### What the task requires
Repeat the records word for word, excluding any picture.

### Supplied data
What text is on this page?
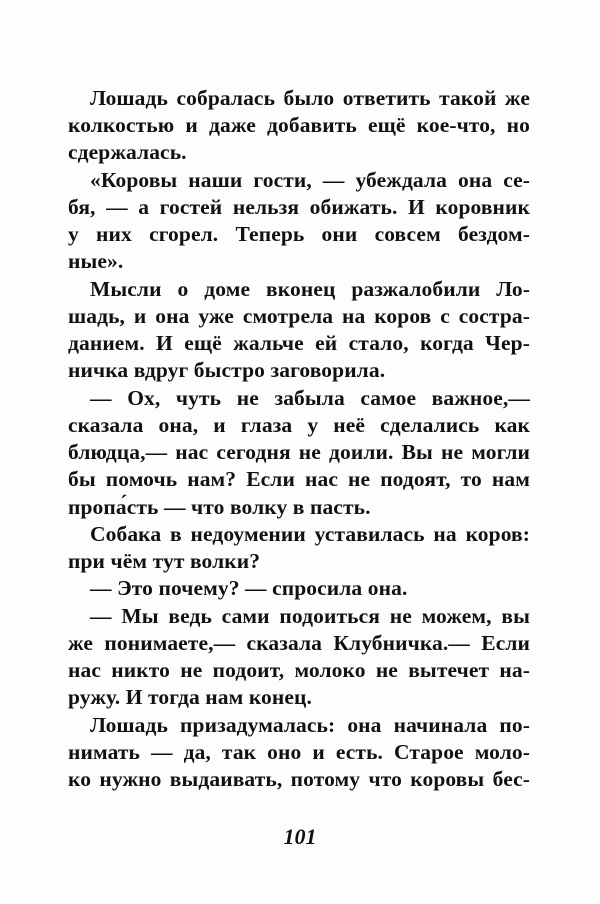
Лошадь собралась было ответить такой же
колкостью и даже добавить ещё кое-что, но
сдержалась.
«Коровы наши гости, — убеждала она се-
бя, — а гостей нельзя обижать. И коровник
у них сгорел. Теперь они совсем бездом-
ные».
Мысли о доме вконец разжалобили Ло-
шадь, и она уже смотрела на коров с состра-
данием. И ещё жальче ей стало, когда Чер-
ничка вдруг быстро заговорила.
— Ох, чуть не забыла самое важное,—
сказала она, и глаза у неё сделались как
блюдца,— нас сегодня не доили. Вы не могли
бы помочь нам? Если нас не подоят, то нам
пропа́сть — что волку в пасть.
Собака в недоумении уставилась на коров:
при чём тут волки?
— Это почему? — спросила она.
— Мы ведь сами подоиться не можем, вы
же понимаете,— сказала Клубничка.— Если
нас никто не подоит, молоко не вытечет на-
ружу. И тогда нам конец.
Лошадь призадумалась: она начинала по-
нимать — да, так оно и есть. Старое моло-
ко нужно выдаивать, потому что коровы бес-
101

### Reply to the task
What text is on this page?
Лошадь собралась было ответить такой же
колкостью и даже добавить ещё кое-что, но
сдержалась.
«Коровы наши гости, — убеждала она се-
бя, — а гостей нельзя обижать. И коровник
у них сгорел. Теперь они совсем бездом-
ные».
Мысли о доме вконец разжалобили Ло-
шадь, и она уже смотрела на коров с состра-
данием. И ещё жальче ей стало, когда Чер-
ничка вдруг быстро заговорила.
— Ох, чуть не забыла самое важное,—
сказала она, и глаза у неё сделались как
блюдца,— нас сегодня не доили. Вы не могли
бы помочь нам? Если нас не подоят, то нам
пропа́сть — что волку в пасть.
Собака в недоумении уставилась на коров:
при чём тут волки?
— Это почему? — спросила она.
— Мы ведь сами подоиться не можем, вы
же понимаете,— сказала Клубничка.— Если
нас никто не подоит, молоко не вытечет на-
ружу. И тогда нам конец.
Лошадь призадумалась: она начинала по-
нимать — да, так оно и есть. Старое моло-
ко нужно выдаивать, потому что коровы бес-
101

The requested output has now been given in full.